• [EXERCISE DESCRIPTION] From the listing below, pick out each line with the word "Margin".

• [RECORDED DATA]
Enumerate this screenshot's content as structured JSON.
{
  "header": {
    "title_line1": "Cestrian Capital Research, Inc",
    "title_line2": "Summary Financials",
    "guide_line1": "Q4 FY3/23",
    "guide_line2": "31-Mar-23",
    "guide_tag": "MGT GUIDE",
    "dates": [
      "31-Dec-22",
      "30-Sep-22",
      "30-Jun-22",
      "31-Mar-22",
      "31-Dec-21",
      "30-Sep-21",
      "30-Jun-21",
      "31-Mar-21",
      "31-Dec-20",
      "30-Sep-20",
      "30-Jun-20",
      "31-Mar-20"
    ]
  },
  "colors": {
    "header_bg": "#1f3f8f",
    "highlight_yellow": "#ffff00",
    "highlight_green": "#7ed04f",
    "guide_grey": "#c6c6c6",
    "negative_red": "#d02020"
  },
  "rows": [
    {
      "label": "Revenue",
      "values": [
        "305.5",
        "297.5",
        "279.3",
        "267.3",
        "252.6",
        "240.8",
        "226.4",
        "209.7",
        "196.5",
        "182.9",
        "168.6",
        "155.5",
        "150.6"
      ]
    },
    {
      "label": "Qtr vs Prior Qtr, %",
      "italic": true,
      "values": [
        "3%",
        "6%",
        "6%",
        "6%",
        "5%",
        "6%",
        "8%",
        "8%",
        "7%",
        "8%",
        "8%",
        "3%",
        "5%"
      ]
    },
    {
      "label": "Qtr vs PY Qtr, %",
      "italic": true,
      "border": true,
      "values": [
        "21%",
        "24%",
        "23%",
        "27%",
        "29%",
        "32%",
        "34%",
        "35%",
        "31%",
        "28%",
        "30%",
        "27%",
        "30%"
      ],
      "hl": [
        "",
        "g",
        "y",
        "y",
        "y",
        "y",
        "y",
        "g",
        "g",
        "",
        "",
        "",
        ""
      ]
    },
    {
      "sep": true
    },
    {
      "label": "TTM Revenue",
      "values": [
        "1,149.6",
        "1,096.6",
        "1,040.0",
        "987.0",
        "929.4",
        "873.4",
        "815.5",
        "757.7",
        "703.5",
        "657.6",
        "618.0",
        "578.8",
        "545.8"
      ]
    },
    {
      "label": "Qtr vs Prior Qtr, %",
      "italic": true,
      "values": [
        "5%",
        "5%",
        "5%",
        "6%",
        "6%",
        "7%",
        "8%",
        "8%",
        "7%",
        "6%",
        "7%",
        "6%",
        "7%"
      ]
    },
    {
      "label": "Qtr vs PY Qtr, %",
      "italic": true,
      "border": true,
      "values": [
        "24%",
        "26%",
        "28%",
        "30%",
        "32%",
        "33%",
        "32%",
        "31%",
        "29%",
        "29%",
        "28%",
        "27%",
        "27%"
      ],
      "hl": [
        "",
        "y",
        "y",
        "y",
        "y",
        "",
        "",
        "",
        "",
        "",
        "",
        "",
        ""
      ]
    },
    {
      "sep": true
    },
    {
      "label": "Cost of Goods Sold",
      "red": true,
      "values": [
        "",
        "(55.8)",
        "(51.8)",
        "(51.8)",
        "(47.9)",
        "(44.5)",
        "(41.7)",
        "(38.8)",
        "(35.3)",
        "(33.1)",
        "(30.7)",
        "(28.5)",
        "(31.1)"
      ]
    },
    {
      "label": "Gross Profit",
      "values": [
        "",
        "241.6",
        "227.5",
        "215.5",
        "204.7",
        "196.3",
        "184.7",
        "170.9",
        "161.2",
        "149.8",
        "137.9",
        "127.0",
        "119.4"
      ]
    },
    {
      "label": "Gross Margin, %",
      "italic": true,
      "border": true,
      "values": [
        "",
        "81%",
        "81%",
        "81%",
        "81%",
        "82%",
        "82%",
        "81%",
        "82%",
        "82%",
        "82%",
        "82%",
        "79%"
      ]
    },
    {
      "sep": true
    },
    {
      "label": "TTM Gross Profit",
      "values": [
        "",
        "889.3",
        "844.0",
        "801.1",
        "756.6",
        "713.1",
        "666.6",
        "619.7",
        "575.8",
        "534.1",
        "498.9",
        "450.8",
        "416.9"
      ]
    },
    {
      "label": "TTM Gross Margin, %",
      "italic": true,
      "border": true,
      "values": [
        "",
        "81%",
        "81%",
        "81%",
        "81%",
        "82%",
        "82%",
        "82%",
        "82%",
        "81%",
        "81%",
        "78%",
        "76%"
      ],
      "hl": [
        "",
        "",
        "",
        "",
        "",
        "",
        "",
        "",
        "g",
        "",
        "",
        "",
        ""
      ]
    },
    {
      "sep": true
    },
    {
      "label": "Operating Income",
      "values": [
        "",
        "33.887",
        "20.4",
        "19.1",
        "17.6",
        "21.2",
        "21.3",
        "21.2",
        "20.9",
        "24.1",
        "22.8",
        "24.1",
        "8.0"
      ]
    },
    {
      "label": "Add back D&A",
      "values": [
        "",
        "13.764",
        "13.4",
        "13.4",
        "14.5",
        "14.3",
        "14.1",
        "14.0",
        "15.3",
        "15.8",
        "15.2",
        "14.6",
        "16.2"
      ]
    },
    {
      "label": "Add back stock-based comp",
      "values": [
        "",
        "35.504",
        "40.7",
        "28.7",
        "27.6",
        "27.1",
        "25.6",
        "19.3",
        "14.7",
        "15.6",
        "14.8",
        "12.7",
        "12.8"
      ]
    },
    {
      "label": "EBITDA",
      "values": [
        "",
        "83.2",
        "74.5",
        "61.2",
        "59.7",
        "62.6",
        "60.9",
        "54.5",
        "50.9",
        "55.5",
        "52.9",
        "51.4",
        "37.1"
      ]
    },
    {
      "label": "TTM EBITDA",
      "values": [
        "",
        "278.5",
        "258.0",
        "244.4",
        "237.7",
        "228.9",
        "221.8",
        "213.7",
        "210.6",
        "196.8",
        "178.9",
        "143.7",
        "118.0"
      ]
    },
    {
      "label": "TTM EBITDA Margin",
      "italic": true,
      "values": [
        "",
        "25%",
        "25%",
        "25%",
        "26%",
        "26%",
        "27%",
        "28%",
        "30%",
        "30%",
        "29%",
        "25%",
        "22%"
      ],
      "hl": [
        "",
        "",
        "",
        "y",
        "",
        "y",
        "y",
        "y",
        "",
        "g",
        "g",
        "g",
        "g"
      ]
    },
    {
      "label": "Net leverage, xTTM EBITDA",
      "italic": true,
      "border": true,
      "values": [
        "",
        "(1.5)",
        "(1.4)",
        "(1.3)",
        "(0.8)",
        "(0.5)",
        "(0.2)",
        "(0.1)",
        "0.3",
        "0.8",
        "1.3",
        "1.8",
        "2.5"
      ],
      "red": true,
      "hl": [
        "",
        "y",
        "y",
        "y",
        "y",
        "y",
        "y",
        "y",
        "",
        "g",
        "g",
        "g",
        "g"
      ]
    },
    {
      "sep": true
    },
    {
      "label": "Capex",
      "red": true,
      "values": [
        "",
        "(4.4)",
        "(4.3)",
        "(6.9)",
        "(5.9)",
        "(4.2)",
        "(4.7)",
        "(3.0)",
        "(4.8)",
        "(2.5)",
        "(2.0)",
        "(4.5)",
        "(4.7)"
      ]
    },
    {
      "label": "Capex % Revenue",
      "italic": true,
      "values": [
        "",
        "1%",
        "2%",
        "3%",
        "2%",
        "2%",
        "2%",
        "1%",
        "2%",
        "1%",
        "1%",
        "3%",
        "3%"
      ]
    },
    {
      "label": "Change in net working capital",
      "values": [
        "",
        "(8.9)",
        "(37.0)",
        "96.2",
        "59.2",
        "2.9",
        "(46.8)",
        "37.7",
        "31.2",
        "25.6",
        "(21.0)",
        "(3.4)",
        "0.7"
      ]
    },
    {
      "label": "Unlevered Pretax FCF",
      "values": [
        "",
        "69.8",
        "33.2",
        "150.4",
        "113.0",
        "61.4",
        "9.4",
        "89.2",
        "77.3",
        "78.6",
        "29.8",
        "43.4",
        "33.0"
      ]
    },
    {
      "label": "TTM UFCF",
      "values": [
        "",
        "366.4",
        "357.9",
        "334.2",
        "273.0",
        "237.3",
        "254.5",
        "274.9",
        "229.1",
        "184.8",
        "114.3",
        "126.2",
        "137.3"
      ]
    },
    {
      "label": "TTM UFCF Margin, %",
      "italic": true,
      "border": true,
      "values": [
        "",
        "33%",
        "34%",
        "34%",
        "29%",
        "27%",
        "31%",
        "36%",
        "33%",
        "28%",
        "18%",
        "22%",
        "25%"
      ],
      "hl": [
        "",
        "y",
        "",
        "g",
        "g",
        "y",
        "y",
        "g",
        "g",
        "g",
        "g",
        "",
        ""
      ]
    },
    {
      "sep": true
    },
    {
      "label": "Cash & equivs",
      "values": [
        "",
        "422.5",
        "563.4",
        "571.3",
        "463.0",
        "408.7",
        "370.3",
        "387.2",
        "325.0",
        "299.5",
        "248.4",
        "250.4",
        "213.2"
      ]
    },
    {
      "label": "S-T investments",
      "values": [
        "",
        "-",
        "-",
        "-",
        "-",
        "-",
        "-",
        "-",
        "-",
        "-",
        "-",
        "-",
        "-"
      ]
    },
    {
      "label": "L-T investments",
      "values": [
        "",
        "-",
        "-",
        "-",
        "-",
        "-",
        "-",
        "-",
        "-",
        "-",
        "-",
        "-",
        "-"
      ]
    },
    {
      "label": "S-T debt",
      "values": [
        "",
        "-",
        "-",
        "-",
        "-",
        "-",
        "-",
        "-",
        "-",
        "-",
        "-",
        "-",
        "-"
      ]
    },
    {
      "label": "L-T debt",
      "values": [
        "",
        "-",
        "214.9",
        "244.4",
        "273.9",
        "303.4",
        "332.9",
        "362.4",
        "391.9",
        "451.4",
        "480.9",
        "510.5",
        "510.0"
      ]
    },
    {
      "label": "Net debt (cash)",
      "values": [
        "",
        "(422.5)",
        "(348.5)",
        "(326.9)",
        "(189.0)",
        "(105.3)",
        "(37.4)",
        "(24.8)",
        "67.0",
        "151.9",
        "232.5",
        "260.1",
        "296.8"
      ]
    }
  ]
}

• [ANSWER FOR THE TASK]
      "label": "Gross Margin, %",
      "label": "TTM Gross Margin, %",
      "label": "TTM EBITDA Margin",
      "label": "TTM UFCF Margin, %",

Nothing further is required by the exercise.